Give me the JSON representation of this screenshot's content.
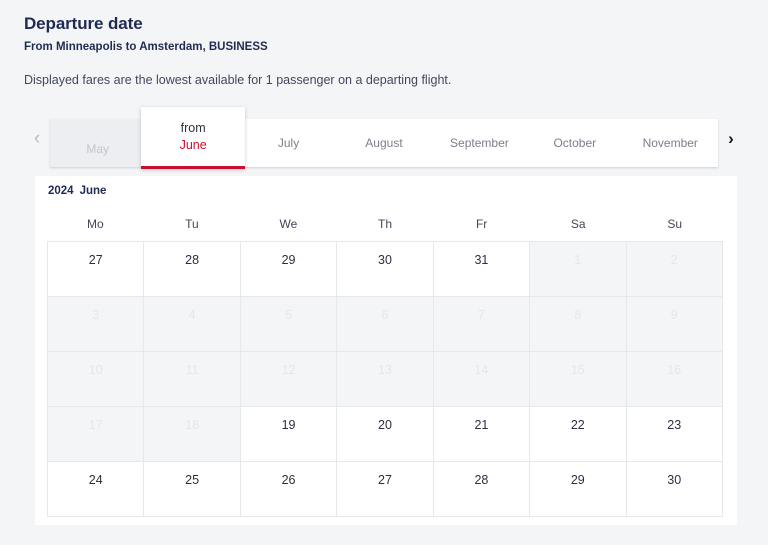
{
  "header": {
    "title": "Departure date",
    "subtitle": "From Minneapolis to Amsterdam, BUSINESS",
    "note": "Displayed fares are the lowest available for 1 passenger on a departing flight."
  },
  "month_selector": {
    "prev_icon": "chevron-left-icon",
    "next_icon": "chevron-right-icon",
    "active": {
      "from_label": "from",
      "month_label": "June",
      "accent_color": "#c8102e"
    },
    "tabs": [
      {
        "dash": "-",
        "label": "May",
        "state": "disabled"
      },
      {
        "label": "June",
        "state": "active"
      },
      {
        "label": "July",
        "state": "enabled"
      },
      {
        "label": "August",
        "state": "enabled"
      },
      {
        "label": "September",
        "state": "enabled"
      },
      {
        "label": "October",
        "state": "enabled"
      },
      {
        "label": "November",
        "state": "enabled"
      }
    ]
  },
  "calendar": {
    "year": "2024",
    "month": "June",
    "weekdays": [
      "Mo",
      "Tu",
      "We",
      "Th",
      "Fr",
      "Sa",
      "Su"
    ],
    "weeks": [
      [
        {
          "day": "27",
          "state": "enabled"
        },
        {
          "day": "28",
          "state": "enabled"
        },
        {
          "day": "29",
          "state": "enabled"
        },
        {
          "day": "30",
          "state": "enabled"
        },
        {
          "day": "31",
          "state": "enabled"
        },
        {
          "day": "1",
          "state": "disabled"
        },
        {
          "day": "2",
          "state": "disabled"
        }
      ],
      [
        {
          "day": "3",
          "state": "disabled"
        },
        {
          "day": "4",
          "state": "disabled"
        },
        {
          "day": "5",
          "state": "disabled"
        },
        {
          "day": "6",
          "state": "disabled"
        },
        {
          "day": "7",
          "state": "disabled"
        },
        {
          "day": "8",
          "state": "disabled"
        },
        {
          "day": "9",
          "state": "disabled"
        }
      ],
      [
        {
          "day": "10",
          "state": "disabled"
        },
        {
          "day": "11",
          "state": "disabled"
        },
        {
          "day": "12",
          "state": "disabled"
        },
        {
          "day": "13",
          "state": "disabled"
        },
        {
          "day": "14",
          "state": "disabled"
        },
        {
          "day": "15",
          "state": "disabled"
        },
        {
          "day": "16",
          "state": "disabled"
        }
      ],
      [
        {
          "day": "17",
          "state": "disabled"
        },
        {
          "day": "18",
          "state": "disabled"
        },
        {
          "day": "19",
          "state": "enabled"
        },
        {
          "day": "20",
          "state": "enabled"
        },
        {
          "day": "21",
          "state": "enabled"
        },
        {
          "day": "22",
          "state": "enabled"
        },
        {
          "day": "23",
          "state": "enabled"
        }
      ],
      [
        {
          "day": "24",
          "state": "enabled"
        },
        {
          "day": "25",
          "state": "enabled"
        },
        {
          "day": "26",
          "state": "enabled"
        },
        {
          "day": "27",
          "state": "enabled"
        },
        {
          "day": "28",
          "state": "enabled"
        },
        {
          "day": "29",
          "state": "enabled"
        },
        {
          "day": "30",
          "state": "enabled"
        }
      ]
    ]
  }
}
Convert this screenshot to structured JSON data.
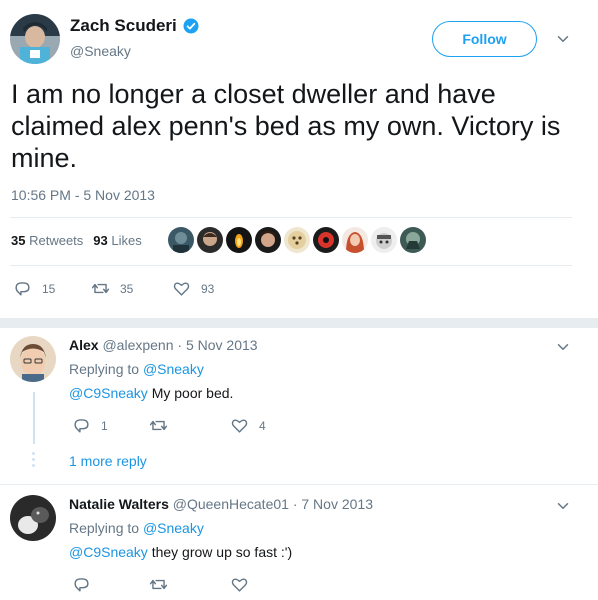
{
  "tweet": {
    "author_name": "Zach Scuderi",
    "author_handle": "@Sneaky",
    "follow_label": "Follow",
    "text": "I am no longer a closet dweller and have claimed alex penn's bed as my own. Victory is mine.",
    "timestamp": "10:56 PM - 5 Nov 2013",
    "retweets_count": "35",
    "retweets_label": "Retweets",
    "likes_count": "93",
    "likes_label": "Likes",
    "reply_count": "15",
    "retweet_count": "35",
    "like_count": "93"
  },
  "replies": [
    {
      "name": "Alex",
      "handle": "@alexpenn",
      "date": "· 5 Nov 2013",
      "replying_prefix": "Replying to",
      "replying_to": "@Sneaky",
      "mention": "@C9Sneaky",
      "text": " My poor bed.",
      "reply_count": "1",
      "retweet_count": "",
      "like_count": "4",
      "more_replies": "1 more reply"
    },
    {
      "name": "Natalie Walters",
      "handle": "@QueenHecate01",
      "date": "· 7 Nov 2013",
      "replying_prefix": "Replying to",
      "replying_to": "@Sneaky",
      "mention": "@C9Sneaky",
      "text": " they grow up so fast :')",
      "reply_count": "",
      "retweet_count": "",
      "like_count": ""
    }
  ],
  "colors": {
    "accent": "#1da1f2",
    "link": "#1b95e0",
    "muted": "#657786",
    "text": "#14171a",
    "divider": "#e6ecf0"
  },
  "icons": {
    "verified": "verified-badge-icon",
    "chevron": "chevron-down-icon",
    "reply": "reply-icon",
    "retweet": "retweet-icon",
    "like": "heart-icon"
  }
}
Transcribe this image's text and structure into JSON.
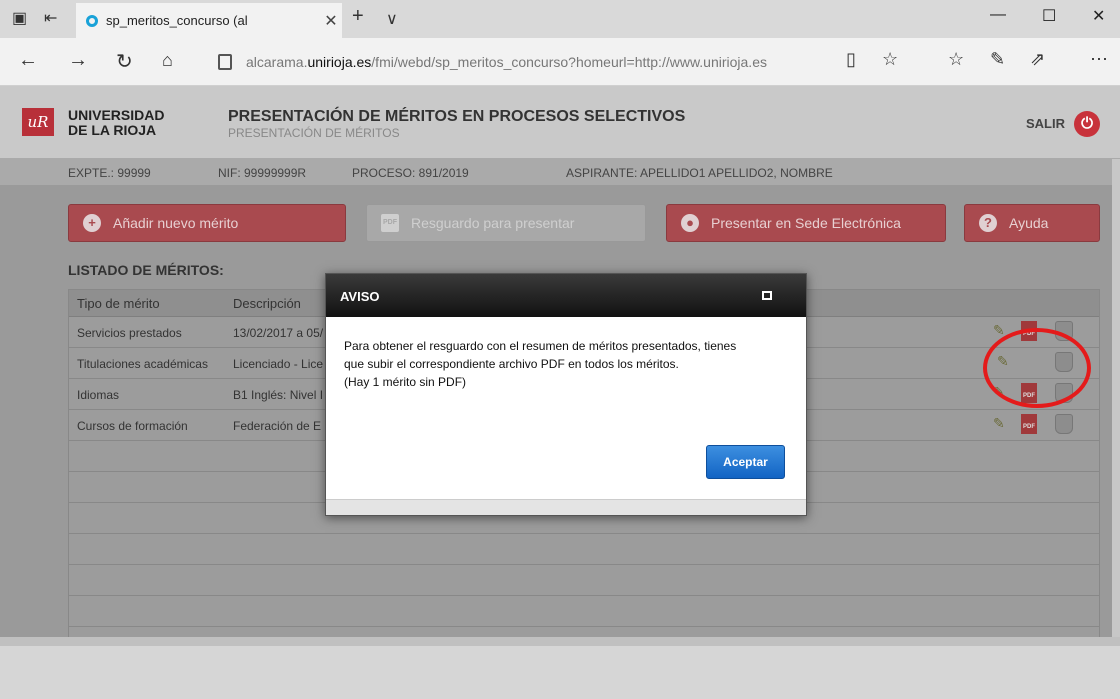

- - -

▸ **Exercise**:
Take each line containing the string "date" and copy it out.

▸ **Answer for the task**:
    "title": "Departure date",
      "date": "· 5 Nov 2013",
      "date": "· 7 Nov 2013",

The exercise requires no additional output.